# WRITTEN EXERCISE:
Where does the string "Total" appear? Copy every line of the entries below that holds it.

[Recorded data]

----------

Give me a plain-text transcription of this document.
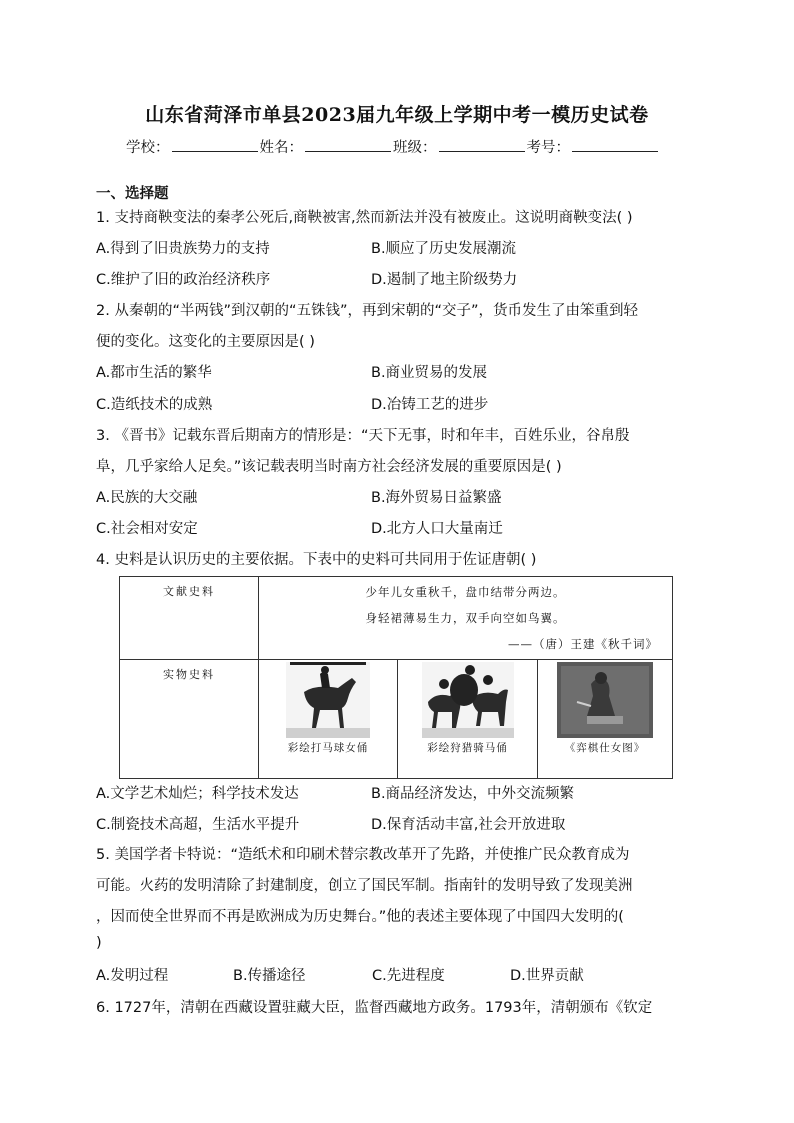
山东省菏泽市单县2023届九年级上学期中考一模历史试卷
学校：	姓名：	班级：	考号：
一、选择题
1. 支持商鞅变法的秦孝公死后,商鞅被害,然而新法并没有被废止。这说明商鞅变法( )
A.得到了旧贵族势力的支持	B.顺应了历史发展潮流
C.维护了旧的政治经济秩序	D.遏制了地主阶级势力
2. 从秦朝的“半两钱”到汉朝的“五铢钱”，再到宋朝的“交子”，货币发生了由笨重到轻
便的变化。这变化的主要原因是( )
A.都市生活的繁华	B.商业贸易的发展
C.造纸技术的成熟	D.冶铸工艺的进步
3. 《晋书》记载东晋后期南方的情形是：“天下无事，时和年丰，百姓乐业，谷帛殷
阜，几乎家给人足矣。”该记载表明当时南方社会经济发展的重要原因是( )
A.民族的大交融	B.海外贸易日益繁盛
C.社会相对安定	D.北方人口大量南迁
4. 史料是认识历史的主要依据。下表中的史料可共同用于佐证唐朝( )
文献史料	少年儿女重秋千，盘巾结带分两边。
身轻裙薄易生力，双手向空如鸟翼。
——（唐）王建《秋千词》		

实物史料	彩绘打马球女俑	彩绘狩猎骑马俑	《弈棋仕女图》
A.文学艺术灿烂；科学技术发达	B.商品经济发达，中外交流频繁
C.制瓷技术高超，生活水平提升	D.保育活动丰富,社会开放进取
5. 美国学者卡特说：“造纸术和印刷术替宗教改革开了先路，并使推广民众教育成为
可能。火药的发明清除了封建制度，创立了国民军制。指南针的发明导致了发现美洲
，因而使全世界而不再是欧洲成为历史舞台。”他的表述主要体现了中国四大发明的(
)
A.发明过程	B.传播途径	C.先进程度	D.世界贡献
6. 1727年，清朝在西藏设置驻藏大臣，监督西藏地方政务。1793年，清朝颁布《钦定
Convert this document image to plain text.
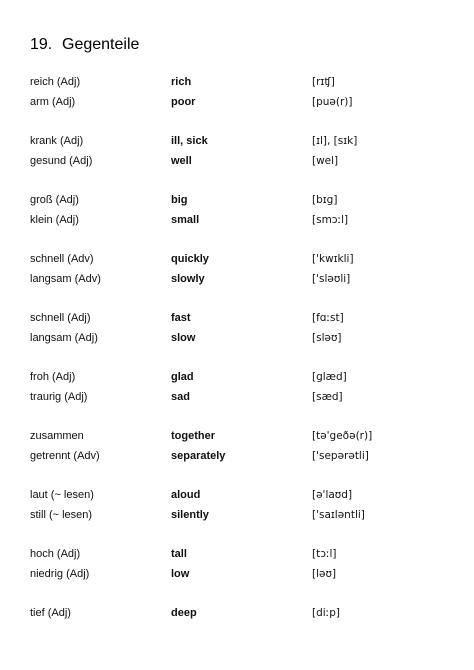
19. Gegenteile
reich (Adj)	rich	[rɪʧ]
arm (Adj)	poor	[puə(r)]
krank (Adj)	ill, sick	[ɪl], [sɪk]
gesund (Adj)	well	[wel]
groß (Adj)	big	[bɪg]
klein (Adj)	small	[smɔːl]
schnell (Adv)	quickly	['kwɪkli]
langsam (Adv)	slowly	['sləʊli]
schnell (Adj)	fast	[fɑːst]
langsam (Adj)	slow	[sləʊ]
froh (Adj)	glad	[glæd]
traurig (Adj)	sad	[sæd]
zusammen	together	[tə'geðə(r)]
getrennt (Adv)	separately	['sepərətli]
laut (~ lesen)	aloud	[ə'laʊd]
still (~ lesen)	silently	['saɪləntli]
hoch (Adj)	tall	[tɔːl]
niedrig (Adj)	low	[ləʊ]
tief (Adj)	deep	[diːp]
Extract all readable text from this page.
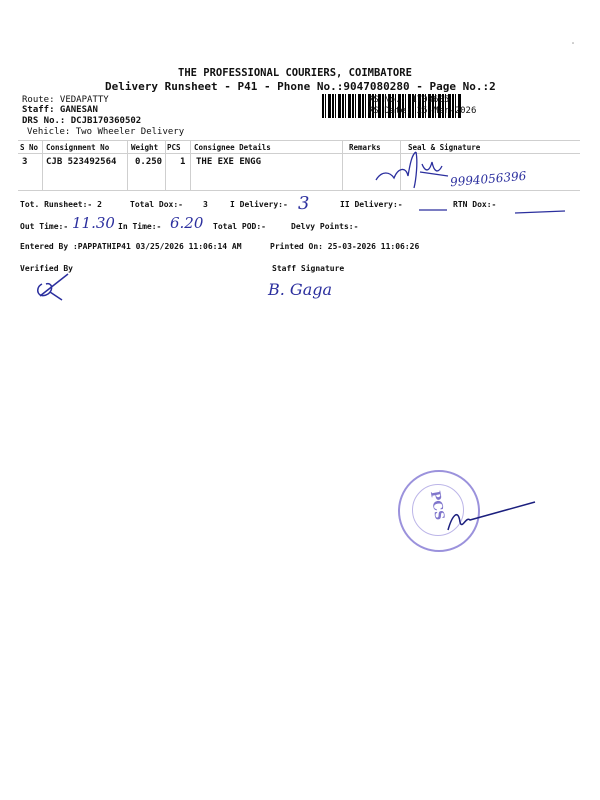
THE PROFESSIONAL COURIERS, COIMBATORE
Delivery Runsheet - P41 - Phone No.:9047080280 - Page No.:2
Route: VEDAPATTY
Staff: GANESAN
DRS No.: DCJB170360502
Vehicle: Two Wheeler Delivery
RS No.: 1703605
RS Date: 25-Mar-2026
S No Consignment No	Weight PCS Consignee Details	Remarks	Seal & Signature
3 CJB 523492564 0.250 1 THE EXE ENGG
9994056396
Tot. Runsheet:- 2	Total Dox:-	3	I Delivery:- 3	II Delivery:-	RTN Dox:-
Out Time:- 11.30 In Time:- 6.20 Total POD:-	Delvy Points:-
Entered By :PAPPATHIP41 03/25/2026 11:06:14 AM	Printed On: 25-03-2026 11:06:26
Verified By	Staff Signature
B. Gaga
PCS
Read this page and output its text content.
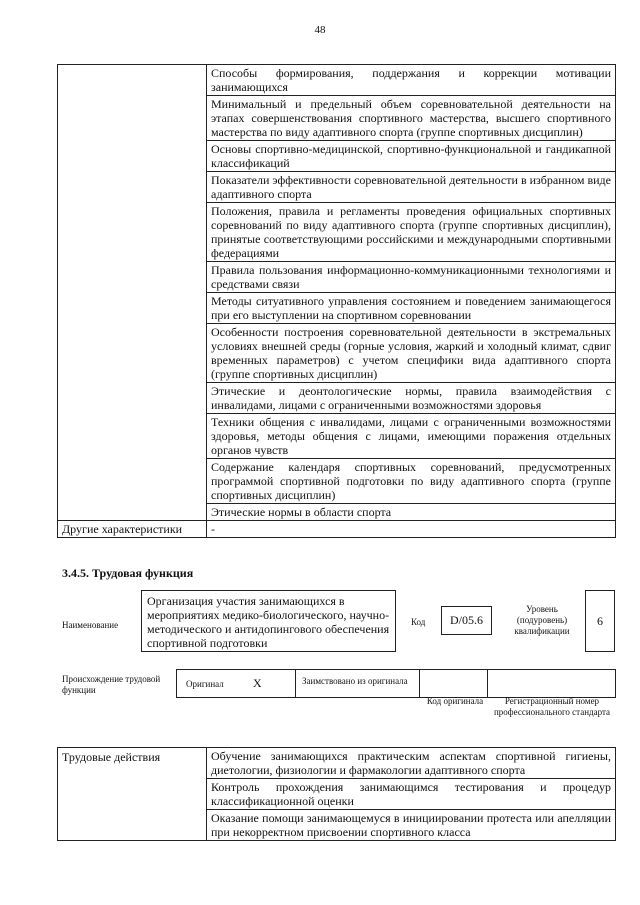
48
	Способы формирования, поддержания и коррекции мотивации занимающихся
	Минимальный и предельный объем соревновательной деятельности на этапах совершенствования спортивного мастерства, высшего спортивного мастерства по виду адаптивного спорта (группе спортивных дисциплин)
	Основы спортивно-медицинской, спортивно-функциональной и гандикапной классификаций
	Показатели эффективности соревновательной деятельности в избранном виде адаптивного спорта
	Положения, правила и регламенты проведения официальных спортивных соревнований по виду адаптивного спорта (группе спортивных дисциплин), принятые соответствующими российскими и международными спортивными федерациями
	Правила пользования информационно-коммуникационными технологиями и средствами связи
	Методы ситуативного управления состоянием и поведением занимающегося при его выступлении на спортивном соревновании
	Особенности построения соревновательной деятельности в экстремальных условиях внешней среды (горные условия, жаркий и холодный климат, сдвиг временных параметров) с учетом специфики вида адаптивного спорта (группе спортивных дисциплин)
	Этические и деонтологические нормы, правила взаимодействия с инвалидами, лицами с ограниченными возможностями здоровья
	Техники общения с инвалидами, лицами с ограниченными возможностями здоровья, методы общения с лицами, имеющими поражения отдельных органов чувств
	Содержание календаря спортивных соревнований, предусмотренных программой спортивной подготовки по виду адаптивного спорта (группе спортивных дисциплин)
	Этические нормы в области спорта
Другие характеристики	-
3.4.5. Трудовая функция
Наименование
Организация участия занимающихся в мероприятиях медико-биологического, научно-методического и антидопингового обеспечения спортивной подготовки
Код	D/05.6
Уровень (подуровень) квалификации
6
Происхождение трудовой функции
Оригинал X	Заимствовано из оригинала
Код оригинала	Регистрационный номер профессионального стандарта
Трудовые действия	Обучение занимающихся практическим аспектам спортивной гигиены, диетологии, физиологии и фармакологии адаптивного спорта
Контроль прохождения занимающимся тестирования и процедур классификационной оценки
Оказание помощи занимающемуся в инициировании протеста или апелляции при некорректном присвоении спортивного класса
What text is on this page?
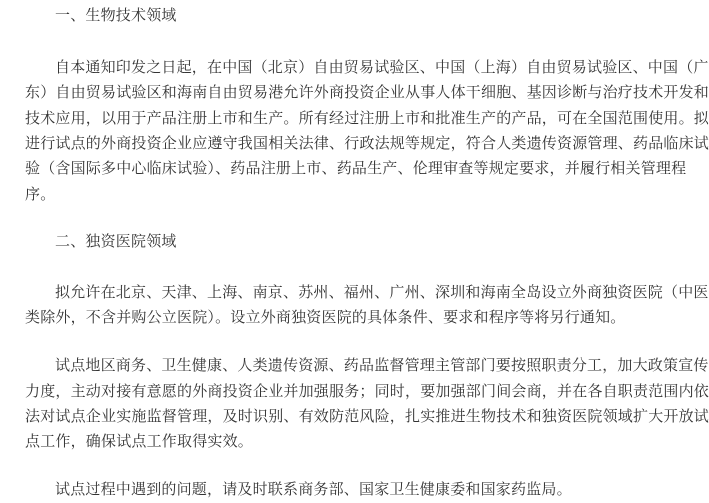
一、生物技术领域
自本通知印发之日起，在中国（北京）自由贸易试验区、中国（上海）自由贸易试验区、中国（广
东）自由贸易试验区和海南自由贸易港允许外商投资企业从事人体干细胞、基因诊断与治疗技术开发和
技术应用，以用于产品注册上市和生产。所有经过注册上市和批准生产的产品，可在全国范围使用。拟
进行试点的外商投资企业应遵守我国相关法律、行政法规等规定，符合人类遗传资源管理、药品临床试
验（含国际多中心临床试验）、药品注册上市、药品生产、伦理审查等规定要求，并履行相关管理程
序。
二、独资医院领域
拟允许在北京、天津、上海、南京、苏州、福州、广州、深圳和海南全岛设立外商独资医院（中医
类除外，不含并购公立医院）。设立外商独资医院的具体条件、要求和程序等将另行通知。
试点地区商务、卫生健康、人类遗传资源、药品监督管理主管部门要按照职责分工，加大政策宣传
力度，主动对接有意愿的外商投资企业并加强服务；同时，要加强部门间会商，并在各自职责范围内依
法对试点企业实施监督管理，及时识别、有效防范风险，扎实推进生物技术和独资医院领域扩大开放试
点工作，确保试点工作取得实效。
试点过程中遇到的问题，请及时联系商务部、国家卫生健康委和国家药监局。
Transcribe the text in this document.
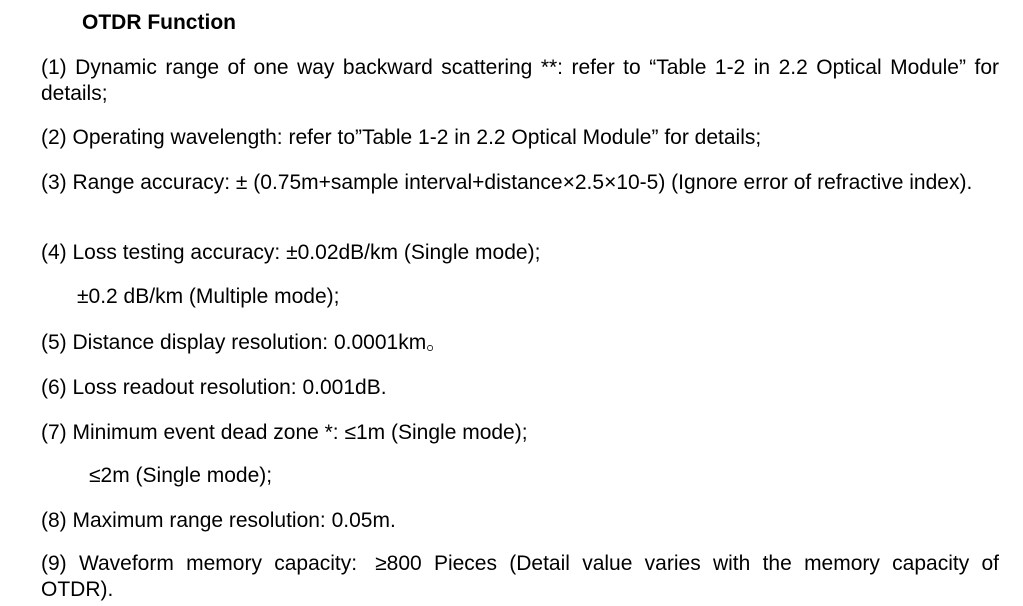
OTDR Function
(1) Dynamic range of one way backward scattering **: refer to “Table 1-2 in 2.2 Optical Module” for details;
(2) Operating wavelength: refer to”Table 1-2 in 2.2 Optical Module” for details;
(3) Range accuracy: ± (0.75m+sample interval+distance×2.5×10-5) (Ignore error of refractive index).
(4) Loss testing accuracy: ±0.02dB/km (Single mode);
±0.2 dB/km (Multiple mode);
(5) Distance display resolution: 0.0001km。
(6) Loss readout resolution: 0.001dB.
(7) Minimum event dead zone *: ≤1m (Single mode);
≤2m (Single mode);
(8) Maximum range resolution: 0.05m.
(9) Waveform memory capacity: ≥800 Pieces (Detail value varies with the memory capacity of OTDR).
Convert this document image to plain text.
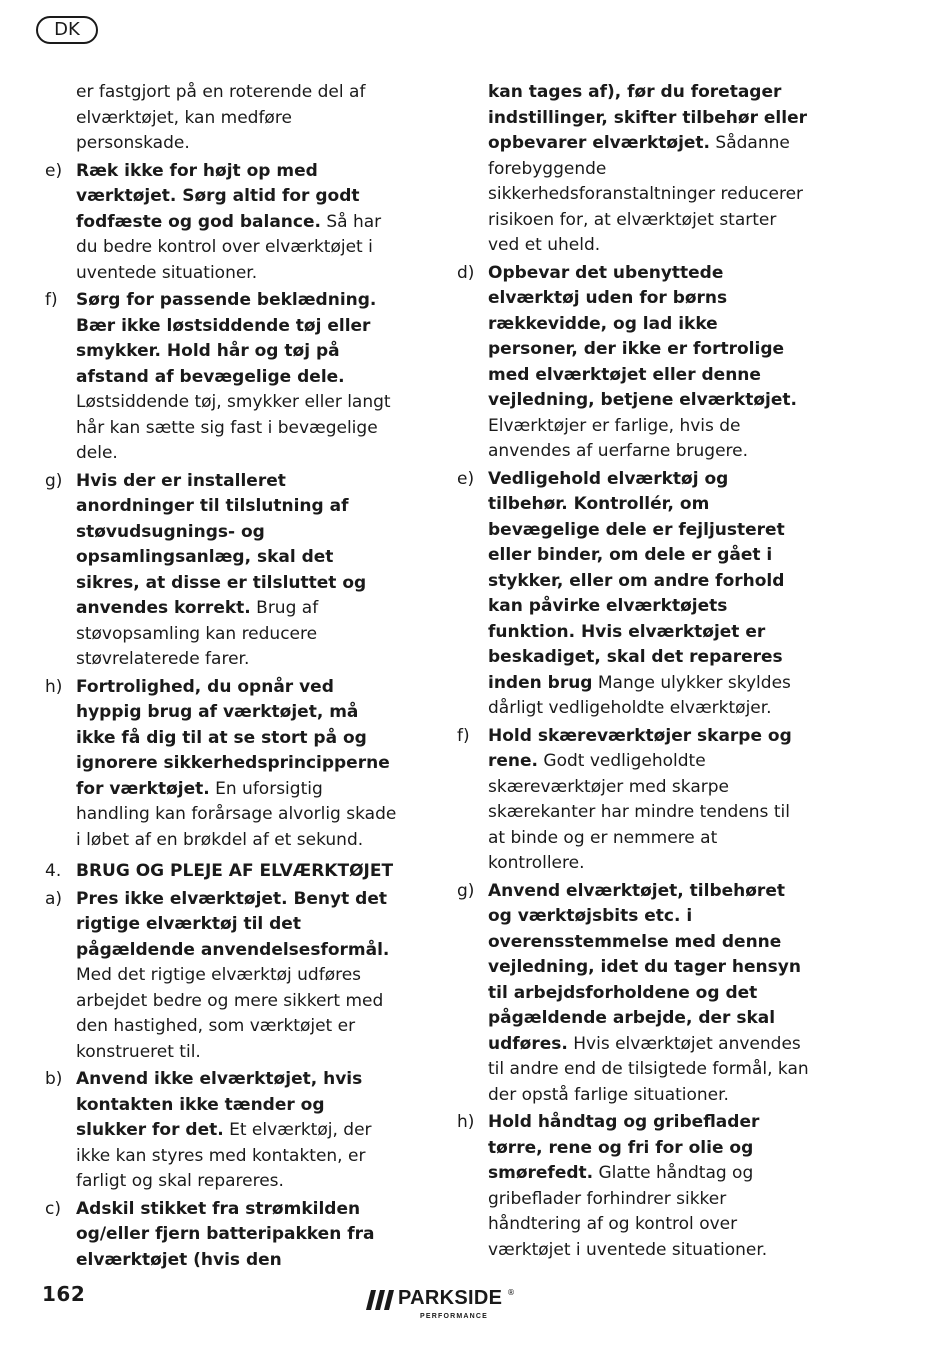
DK

er fastgjort på en roterende del af elværktøjet, kan medføre personskade.

e) Ræk ikke for højt op med værktøjet. Sørg altid for godt fodfæste og god balance. Så har du bedre kontrol over elværktøjet i uventede situationer.

f) Sørg for passende beklædning. Bær ikke løstsiddende tøj eller smykker. Hold hår og tøj på afstand af bevægelige dele. Løstsiddende tøj, smykker eller langt hår kan sætte sig fast i bevægelige dele.

g) Hvis der er installeret anordninger til tilslutning af støvudsugnings- og opsamlingsanlæg, skal det sikres, at disse er tilsluttet og anvendes korrekt. Brug af støvopsamling kan reducere støvrelaterede farer.

h) Fortrolighed, du opnår ved hyppig brug af værktøjet, må ikke få dig til at se stort på og ignorere sikkerhedsprincipperne for værktøjet. En uforsigtig handling kan forårsage alvorlig skade i løbet af en brøkdel af et sekund.

4. BRUG OG PLEJE AF ELVÆRKTØJET

a) Pres ikke elværktøjet. Benyt det rigtige elværktøj til det pågældende anvendelsesformål. Med det rigtige elværktøj udføres arbejdet bedre og mere sikkert med den hastighed, som værktøjet er konstrueret til.

b) Anvend ikke elværktøjet, hvis kontakten ikke tænder og slukker for det. Et elværktøj, der ikke kan styres med kontakten, er farligt og skal repareres.

c) Adskil stikket fra strømkilden og/eller fjern batteripakken fra elværktøjet (hvis den

kan tages af), før du foretager indstillinger, skifter tilbehør eller opbevarer elværktøjet. Sådanne forebyggende sikkerhedsforanstaltninger reducerer risikoen for, at elværktøjet starter ved et uheld.

d) Opbevar det ubenyttede elværktøj uden for børns rækkevidde, og lad ikke personer, der ikke er fortrolige med elværktøjet eller denne vejledning, betjene elværktøjet. Elværktøjer er farlige, hvis de anvendes af uerfarne brugere.

e) Vedligehold elværktøj og tilbehør. Kontrollér, om bevægelige dele er fejljusteret eller binder, om dele er gået i stykker, eller om andre forhold kan påvirke elværktøjets funktion. Hvis elværktøjet er beskadiget, skal det repareres inden brug Mange ulykker skyldes dårligt vedligeholdte elværktøjer.

f) Hold skæreværktøjer skarpe og rene. Godt vedligeholdte skæreværktøjer med skarpe skærekanter har mindre tendens til at binde og er nemmere at kontrollere.

g) Anvend elværktøjet, tilbehøret og værktøjsbits etc. i overensstemmelse med denne vejledning, idet du tager hensyn til arbejdsforholdene og det pågældende arbejde, der skal udføres. Hvis elværktøjet anvendes til andre end de tilsigtede formål, kan der opstå farlige situationer.

h) Hold håndtag og gribeflader tørre, rene og fri for olie og smørefedt. Glatte håndtag og gribeflader forhindrer sikker håndtering af og kontrol over værktøjet i uventede situationer.

162	PARKSIDE ®
PERFORMANCE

----------

# RESPONSE:
Tot. Runsheet:- 2	Total Dox:-	3	I Delivery:- 3	II Delivery:-	RTN Dox:-
Out Time:- 11.30 In Time:- 6.20 Total POD:-	Delvy Points:-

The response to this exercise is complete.